(Figure collection entries)
· · · · ·

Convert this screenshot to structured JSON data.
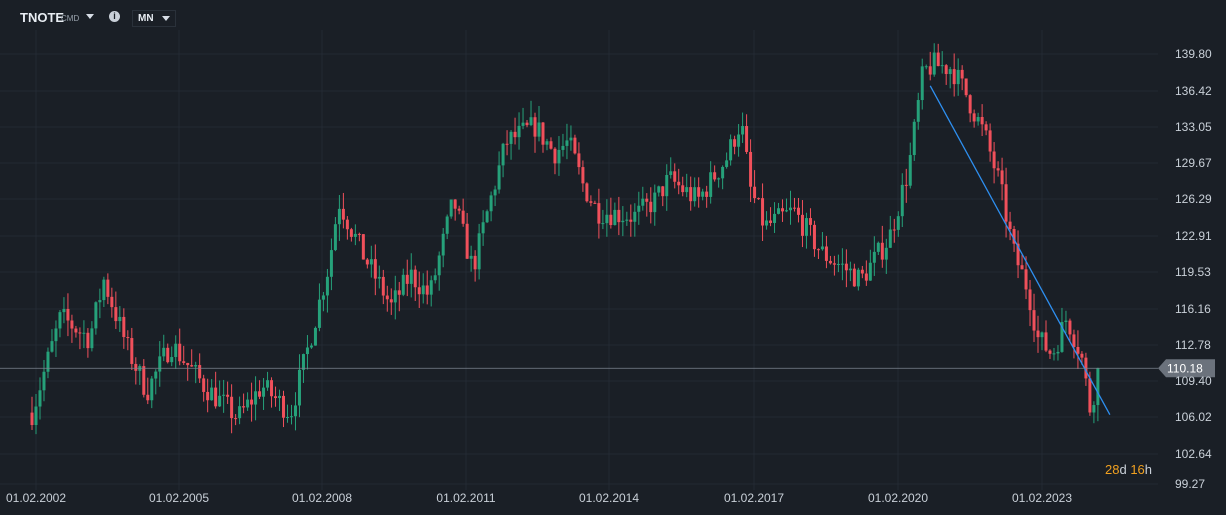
{
  "toolbar": {
    "symbol": "TNOTE",
    "symbol_suffix": "CMD",
    "interval": "MN"
  },
  "countdown": {
    "days_value": "28",
    "days_unit": "d",
    "hours_value": "16",
    "hours_unit": "h"
  },
  "colors": {
    "background": "#1a1f26",
    "up": "#26a17a",
    "down": "#f0505b",
    "trendline": "#2e8ff0",
    "grid": "#232a33",
    "price_line": "#7c8590",
    "countdown": "#f0a020"
  },
  "chart_data": {
    "type": "candlestick",
    "interval": "monthly",
    "grid": true,
    "y_axis": {
      "position": "right",
      "ylim": [
        99.27,
        141.0
      ],
      "ticks": [
        "139.80",
        "136.42",
        "133.05",
        "129.67",
        "126.29",
        "122.91",
        "119.53",
        "116.16",
        "112.78",
        "109.40",
        "106.02",
        "102.64",
        "99.27"
      ]
    },
    "x_axis": {
      "ticks": [
        "01.02.2002",
        "01.02.2005",
        "01.02.2008",
        "01.02.2011",
        "01.02.2014",
        "01.02.2017",
        "01.02.2020",
        "01.02.2023"
      ]
    },
    "last_price": "110.18",
    "x_range_years": [
      2002.0,
      2024.25
    ],
    "anchors": [
      [
        2002.0,
        106.0
      ],
      [
        2002.6,
        115.0
      ],
      [
        2003.2,
        113.0
      ],
      [
        2003.5,
        118.5
      ],
      [
        2004.0,
        112.0
      ],
      [
        2004.4,
        108.0
      ],
      [
        2004.9,
        112.5
      ],
      [
        2005.6,
        108.5
      ],
      [
        2006.3,
        105.5
      ],
      [
        2006.8,
        108.5
      ],
      [
        2007.4,
        106.0
      ],
      [
        2007.7,
        111.0
      ],
      [
        2008.2,
        120.0
      ],
      [
        2008.4,
        126.0
      ],
      [
        2008.9,
        121.0
      ],
      [
        2009.5,
        116.0
      ],
      [
        2009.9,
        119.0
      ],
      [
        2010.3,
        117.0
      ],
      [
        2010.8,
        126.0
      ],
      [
        2011.2,
        119.5
      ],
      [
        2011.6,
        126.5
      ],
      [
        2011.9,
        131.5
      ],
      [
        2012.5,
        133.0
      ],
      [
        2012.9,
        130.5
      ],
      [
        2013.2,
        131.5
      ],
      [
        2013.5,
        127.5
      ],
      [
        2013.8,
        125.0
      ],
      [
        2014.6,
        124.5
      ],
      [
        2015.0,
        126.0
      ],
      [
        2015.3,
        128.0
      ],
      [
        2015.9,
        126.0
      ],
      [
        2016.5,
        130.0
      ],
      [
        2016.8,
        133.5
      ],
      [
        2017.0,
        127.0
      ],
      [
        2017.3,
        123.5
      ],
      [
        2017.9,
        125.0
      ],
      [
        2018.5,
        121.0
      ],
      [
        2019.0,
        119.5
      ],
      [
        2019.3,
        118.5
      ],
      [
        2019.9,
        122.5
      ],
      [
        2020.3,
        129.0
      ],
      [
        2020.6,
        138.0
      ],
      [
        2020.8,
        138.8
      ],
      [
        2021.2,
        138.5
      ],
      [
        2021.5,
        136.0
      ],
      [
        2021.9,
        132.0
      ],
      [
        2022.2,
        127.5
      ],
      [
        2022.5,
        121.0
      ],
      [
        2022.8,
        117.5
      ],
      [
        2023.0,
        113.0
      ],
      [
        2023.3,
        111.5
      ],
      [
        2023.6,
        115.0
      ],
      [
        2023.9,
        111.5
      ],
      [
        2024.1,
        106.0
      ],
      [
        2024.25,
        110.2
      ]
    ],
    "trendline": {
      "from": {
        "x_year": 2020.75,
        "y": 136.8
      },
      "to": {
        "x_year": 2024.5,
        "y": 105.8
      }
    },
    "volatility": 1.8
  }
}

· · · · ·

## [WORK INSTRUCTIONS]
Output an exact copy of the material, with the pictures removed.

## [FULL ANSWER]
Convert this screenshot to structured JSON data.
{
  "toolbar": {
    "symbol": "TNOTE",
    "symbol_suffix": "CMD",
    "interval": "MN"
  },
  "countdown": {
    "days_value": "28",
    "days_unit": "d",
    "hours_value": "16",
    "hours_unit": "h"
  },
  "colors": {
    "background": "#1a1f26",
    "up": "#26a17a",
    "down": "#f0505b",
    "trendline": "#2e8ff0",
    "grid": "#232a33",
    "price_line": "#7c8590",
    "countdown": "#f0a020"
  },
  "chart_data": {
    "type": "candlestick",
    "interval": "monthly",
    "grid": true,
    "y_axis": {
      "position": "right",
      "ylim": [
        99.27,
        141.0
      ],
      "ticks": [
        "139.80",
        "136.42",
        "133.05",
        "129.67",
        "126.29",
        "122.91",
        "119.53",
        "116.16",
        "112.78",
        "109.40",
        "106.02",
        "102.64",
        "99.27"
      ]
    },
    "x_axis": {
      "ticks": [
        "01.02.2002",
        "01.02.2005",
        "01.02.2008",
        "01.02.2011",
        "01.02.2014",
        "01.02.2017",
        "01.02.2020",
        "01.02.2023"
      ]
    },
    "last_price": "110.18",
    "x_range_years": [
      2002.0,
      2024.25
    ],
    "anchors": [
      [
        2002.0,
        106.0
      ],
      [
        2002.6,
        115.0
      ],
      [
        2003.2,
        113.0
      ],
      [
        2003.5,
        118.5
      ],
      [
        2004.0,
        112.0
      ],
      [
        2004.4,
        108.0
      ],
      [
        2004.9,
        112.5
      ],
      [
        2005.6,
        108.5
      ],
      [
        2006.3,
        105.5
      ],
      [
        2006.8,
        108.5
      ],
      [
        2007.4,
        106.0
      ],
      [
        2007.7,
        111.0
      ],
      [
        2008.2,
        120.0
      ],
      [
        2008.4,
        126.0
      ],
      [
        2008.9,
        121.0
      ],
      [
        2009.5,
        116.0
      ],
      [
        2009.9,
        119.0
      ],
      [
        2010.3,
        117.0
      ],
      [
        2010.8,
        126.0
      ],
      [
        2011.2,
        119.5
      ],
      [
        2011.6,
        126.5
      ],
      [
        2011.9,
        131.5
      ],
      [
        2012.5,
        133.0
      ],
      [
        2012.9,
        130.5
      ],
      [
        2013.2,
        131.5
      ],
      [
        2013.5,
        127.5
      ],
      [
        2013.8,
        125.0
      ],
      [
        2014.6,
        124.5
      ],
      [
        2015.0,
        126.0
      ],
      [
        2015.3,
        128.0
      ],
      [
        2015.9,
        126.0
      ],
      [
        2016.5,
        130.0
      ],
      [
        2016.8,
        133.5
      ],
      [
        2017.0,
        127.0
      ],
      [
        2017.3,
        123.5
      ],
      [
        2017.9,
        125.0
      ],
      [
        2018.5,
        121.0
      ],
      [
        2019.0,
        119.5
      ],
      [
        2019.3,
        118.5
      ],
      [
        2019.9,
        122.5
      ],
      [
        2020.3,
        129.0
      ],
      [
        2020.6,
        138.0
      ],
      [
        2020.8,
        138.8
      ],
      [
        2021.2,
        138.5
      ],
      [
        2021.5,
        136.0
      ],
      [
        2021.9,
        132.0
      ],
      [
        2022.2,
        127.5
      ],
      [
        2022.5,
        121.0
      ],
      [
        2022.8,
        117.5
      ],
      [
        2023.0,
        113.0
      ],
      [
        2023.3,
        111.5
      ],
      [
        2023.6,
        115.0
      ],
      [
        2023.9,
        111.5
      ],
      [
        2024.1,
        106.0
      ],
      [
        2024.25,
        110.2
      ]
    ],
    "trendline": {
      "from": {
        "x_year": 2020.75,
        "y": 136.8
      },
      "to": {
        "x_year": 2024.5,
        "y": 105.8
      }
    },
    "volatility": 1.8
  }
}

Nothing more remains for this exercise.